• **Task details**
Please copy each line in the records below that contains the string "work".
⁂
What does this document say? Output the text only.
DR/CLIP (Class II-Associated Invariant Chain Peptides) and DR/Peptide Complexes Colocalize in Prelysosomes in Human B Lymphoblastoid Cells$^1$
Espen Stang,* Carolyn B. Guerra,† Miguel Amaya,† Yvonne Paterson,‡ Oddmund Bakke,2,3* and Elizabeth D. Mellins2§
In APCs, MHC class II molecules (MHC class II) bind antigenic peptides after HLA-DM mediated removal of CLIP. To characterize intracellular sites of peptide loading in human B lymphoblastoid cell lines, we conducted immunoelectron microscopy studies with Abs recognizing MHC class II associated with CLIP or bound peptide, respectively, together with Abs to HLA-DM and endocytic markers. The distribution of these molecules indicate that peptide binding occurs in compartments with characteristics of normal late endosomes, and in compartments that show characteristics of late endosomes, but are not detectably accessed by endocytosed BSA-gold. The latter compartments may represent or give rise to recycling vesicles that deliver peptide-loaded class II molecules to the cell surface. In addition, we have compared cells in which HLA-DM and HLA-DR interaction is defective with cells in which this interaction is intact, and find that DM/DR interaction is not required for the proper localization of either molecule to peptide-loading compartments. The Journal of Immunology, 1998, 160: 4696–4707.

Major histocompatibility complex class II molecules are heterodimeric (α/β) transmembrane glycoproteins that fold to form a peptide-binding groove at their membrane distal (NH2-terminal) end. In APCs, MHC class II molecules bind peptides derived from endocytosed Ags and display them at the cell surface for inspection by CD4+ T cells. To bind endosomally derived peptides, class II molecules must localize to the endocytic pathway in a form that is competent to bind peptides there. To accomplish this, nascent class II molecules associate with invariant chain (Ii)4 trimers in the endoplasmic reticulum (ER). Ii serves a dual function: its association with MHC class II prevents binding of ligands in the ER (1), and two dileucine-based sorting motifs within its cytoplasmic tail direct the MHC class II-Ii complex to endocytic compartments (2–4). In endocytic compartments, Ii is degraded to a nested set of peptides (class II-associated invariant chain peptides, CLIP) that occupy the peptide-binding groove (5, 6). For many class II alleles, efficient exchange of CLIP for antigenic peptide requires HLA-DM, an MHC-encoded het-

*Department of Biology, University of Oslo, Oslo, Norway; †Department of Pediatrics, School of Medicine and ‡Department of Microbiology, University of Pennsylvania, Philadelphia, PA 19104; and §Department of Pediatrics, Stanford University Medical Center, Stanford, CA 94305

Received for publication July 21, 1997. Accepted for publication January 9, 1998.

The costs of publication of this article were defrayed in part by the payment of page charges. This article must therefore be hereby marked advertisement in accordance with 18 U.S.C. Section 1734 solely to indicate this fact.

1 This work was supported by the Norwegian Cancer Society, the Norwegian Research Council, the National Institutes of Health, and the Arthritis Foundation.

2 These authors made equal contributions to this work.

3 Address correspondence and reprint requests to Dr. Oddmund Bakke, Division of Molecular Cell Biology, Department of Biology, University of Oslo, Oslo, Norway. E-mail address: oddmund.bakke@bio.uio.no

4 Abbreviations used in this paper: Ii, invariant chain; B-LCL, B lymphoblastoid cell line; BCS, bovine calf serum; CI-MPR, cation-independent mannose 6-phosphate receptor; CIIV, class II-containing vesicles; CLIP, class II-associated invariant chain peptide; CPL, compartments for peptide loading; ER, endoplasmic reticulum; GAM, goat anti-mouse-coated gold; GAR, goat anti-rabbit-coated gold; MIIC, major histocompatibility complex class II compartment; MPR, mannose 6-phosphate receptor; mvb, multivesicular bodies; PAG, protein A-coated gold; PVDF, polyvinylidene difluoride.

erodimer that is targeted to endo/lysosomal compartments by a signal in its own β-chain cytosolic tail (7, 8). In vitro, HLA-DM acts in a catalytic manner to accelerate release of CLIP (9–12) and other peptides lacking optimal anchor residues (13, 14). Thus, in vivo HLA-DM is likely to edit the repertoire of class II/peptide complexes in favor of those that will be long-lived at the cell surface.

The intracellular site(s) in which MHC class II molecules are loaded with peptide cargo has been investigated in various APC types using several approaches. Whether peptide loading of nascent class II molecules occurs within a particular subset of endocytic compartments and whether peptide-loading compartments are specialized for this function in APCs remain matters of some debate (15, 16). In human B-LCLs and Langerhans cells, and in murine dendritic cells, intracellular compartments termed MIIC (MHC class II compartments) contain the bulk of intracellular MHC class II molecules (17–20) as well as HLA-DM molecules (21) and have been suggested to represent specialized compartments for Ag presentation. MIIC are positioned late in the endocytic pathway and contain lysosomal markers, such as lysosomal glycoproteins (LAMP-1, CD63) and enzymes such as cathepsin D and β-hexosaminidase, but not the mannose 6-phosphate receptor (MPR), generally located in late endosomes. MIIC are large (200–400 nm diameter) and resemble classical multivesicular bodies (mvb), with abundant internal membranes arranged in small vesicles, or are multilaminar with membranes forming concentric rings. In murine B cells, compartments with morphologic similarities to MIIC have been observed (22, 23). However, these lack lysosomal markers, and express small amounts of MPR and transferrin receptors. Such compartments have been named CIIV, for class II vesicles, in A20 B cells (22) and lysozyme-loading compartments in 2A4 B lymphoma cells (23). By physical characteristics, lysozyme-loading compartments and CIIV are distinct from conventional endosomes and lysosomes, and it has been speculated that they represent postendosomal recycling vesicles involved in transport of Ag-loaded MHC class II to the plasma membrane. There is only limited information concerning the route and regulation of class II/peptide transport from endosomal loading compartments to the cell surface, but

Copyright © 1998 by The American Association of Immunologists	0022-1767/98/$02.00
⁂
• **Task solution**
1 This work was supported by the Norwegian Cancer Society, the Norwegian Research Council, the National Institutes of Health, and the Arthritis Foundation.
2 These authors made equal contributions to this work.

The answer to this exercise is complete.